[Dataset rows about figures]
'''

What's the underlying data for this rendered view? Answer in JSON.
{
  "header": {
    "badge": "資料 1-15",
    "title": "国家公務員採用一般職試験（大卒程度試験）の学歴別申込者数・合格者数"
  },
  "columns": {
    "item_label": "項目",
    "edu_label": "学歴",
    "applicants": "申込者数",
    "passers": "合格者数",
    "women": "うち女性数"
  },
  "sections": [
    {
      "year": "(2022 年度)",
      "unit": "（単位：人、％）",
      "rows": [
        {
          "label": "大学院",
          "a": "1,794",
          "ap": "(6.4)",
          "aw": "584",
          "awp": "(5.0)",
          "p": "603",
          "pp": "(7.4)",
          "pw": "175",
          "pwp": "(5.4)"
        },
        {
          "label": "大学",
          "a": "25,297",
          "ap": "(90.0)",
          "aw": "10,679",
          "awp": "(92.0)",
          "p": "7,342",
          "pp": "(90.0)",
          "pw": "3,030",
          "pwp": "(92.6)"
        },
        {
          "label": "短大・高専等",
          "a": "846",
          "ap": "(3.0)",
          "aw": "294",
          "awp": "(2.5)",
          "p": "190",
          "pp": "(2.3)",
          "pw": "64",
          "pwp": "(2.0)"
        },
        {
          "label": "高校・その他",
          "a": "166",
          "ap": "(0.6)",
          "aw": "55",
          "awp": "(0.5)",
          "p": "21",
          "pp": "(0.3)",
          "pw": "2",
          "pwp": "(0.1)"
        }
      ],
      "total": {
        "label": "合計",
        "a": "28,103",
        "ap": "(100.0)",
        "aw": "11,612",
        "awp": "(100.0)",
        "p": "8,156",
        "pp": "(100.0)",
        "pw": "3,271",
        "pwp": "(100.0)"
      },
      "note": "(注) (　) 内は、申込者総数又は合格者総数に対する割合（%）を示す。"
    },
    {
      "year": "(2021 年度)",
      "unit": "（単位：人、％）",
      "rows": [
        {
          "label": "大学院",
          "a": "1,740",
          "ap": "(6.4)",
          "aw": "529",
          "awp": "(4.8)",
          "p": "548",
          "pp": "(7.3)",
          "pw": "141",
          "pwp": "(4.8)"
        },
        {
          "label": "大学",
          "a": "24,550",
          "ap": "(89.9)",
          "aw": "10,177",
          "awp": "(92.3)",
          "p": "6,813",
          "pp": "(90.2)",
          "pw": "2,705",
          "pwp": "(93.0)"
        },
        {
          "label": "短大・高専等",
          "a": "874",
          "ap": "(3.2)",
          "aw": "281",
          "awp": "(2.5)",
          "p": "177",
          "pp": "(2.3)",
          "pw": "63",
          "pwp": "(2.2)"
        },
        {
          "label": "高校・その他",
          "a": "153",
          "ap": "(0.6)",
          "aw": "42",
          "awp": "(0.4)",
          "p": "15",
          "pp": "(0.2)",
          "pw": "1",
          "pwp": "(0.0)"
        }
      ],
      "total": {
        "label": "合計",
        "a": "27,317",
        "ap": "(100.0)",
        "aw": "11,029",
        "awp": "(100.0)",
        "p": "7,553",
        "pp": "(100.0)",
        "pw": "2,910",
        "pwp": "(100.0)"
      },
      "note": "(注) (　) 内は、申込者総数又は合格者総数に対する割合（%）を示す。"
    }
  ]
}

'''

▶ _OBJECTIVE_:
From the first line to the last, please quote the material above exactly.

▶ _EXERCISE SOLUTION_:
What's the underlying data for this rendered view? Answer in JSON.
{
  "header": {
    "badge": "資料 1-15",
    "title": "国家公務員採用一般職試験（大卒程度試験）の学歴別申込者数・合格者数"
  },
  "columns": {
    "item_label": "項目",
    "edu_label": "学歴",
    "applicants": "申込者数",
    "passers": "合格者数",
    "women": "うち女性数"
  },
  "sections": [
    {
      "year": "(2022 年度)",
      "unit": "（単位：人、％）",
      "rows": [
        {
          "label": "大学院",
          "a": "1,794",
          "ap": "(6.4)",
          "aw": "584",
          "awp": "(5.0)",
          "p": "603",
          "pp": "(7.4)",
          "pw": "175",
          "pwp": "(5.4)"
        },
        {
          "label": "大学",
          "a": "25,297",
          "ap": "(90.0)",
          "aw": "10,679",
          "awp": "(92.0)",
          "p": "7,342",
          "pp": "(90.0)",
          "pw": "3,030",
          "pwp": "(92.6)"
        },
        {
          "label": "短大・高専等",
          "a": "846",
          "ap": "(3.0)",
          "aw": "294",
          "awp": "(2.5)",
          "p": "190",
          "pp": "(2.3)",
          "pw": "64",
          "pwp": "(2.0)"
        },
        {
          "label": "高校・その他",
          "a": "166",
          "ap": "(0.6)",
          "aw": "55",
          "awp": "(0.5)",
          "p": "21",
          "pp": "(0.3)",
          "pw": "2",
          "pwp": "(0.1)"
        }
      ],
      "total": {
        "label": "合計",
        "a": "28,103",
        "ap": "(100.0)",
        "aw": "11,612",
        "awp": "(100.0)",
        "p": "8,156",
        "pp": "(100.0)",
        "pw": "3,271",
        "pwp": "(100.0)"
      },
      "note": "(注) (　) 内は、申込者総数又は合格者総数に対する割合（%）を示す。"
    },
    {
      "year": "(2021 年度)",
      "unit": "（単位：人、％）",
      "rows": [
        {
          "label": "大学院",
          "a": "1,740",
          "ap": "(6.4)",
          "aw": "529",
          "awp": "(4.8)",
          "p": "548",
          "pp": "(7.3)",
          "pw": "141",
          "pwp": "(4.8)"
        },
        {
          "label": "大学",
          "a": "24,550",
          "ap": "(89.9)",
          "aw": "10,177",
          "awp": "(92.3)",
          "p": "6,813",
          "pp": "(90.2)",
          "pw": "2,705",
          "pwp": "(93.0)"
        },
        {
          "label": "短大・高専等",
          "a": "874",
          "ap": "(3.2)",
          "aw": "281",
          "awp": "(2.5)",
          "p": "177",
          "pp": "(2.3)",
          "pw": "63",
          "pwp": "(2.2)"
        },
        {
          "label": "高校・その他",
          "a": "153",
          "ap": "(0.6)",
          "aw": "42",
          "awp": "(0.4)",
          "p": "15",
          "pp": "(0.2)",
          "pw": "1",
          "pwp": "(0.0)"
        }
      ],
      "total": {
        "label": "合計",
        "a": "27,317",
        "ap": "(100.0)",
        "aw": "11,029",
        "awp": "(100.0)",
        "p": "7,553",
        "pp": "(100.0)",
        "pw": "2,910",
        "pwp": "(100.0)"
      },
      "note": "(注) (　) 内は、申込者総数又は合格者総数に対する割合（%）を示す。"
    }
  ]
}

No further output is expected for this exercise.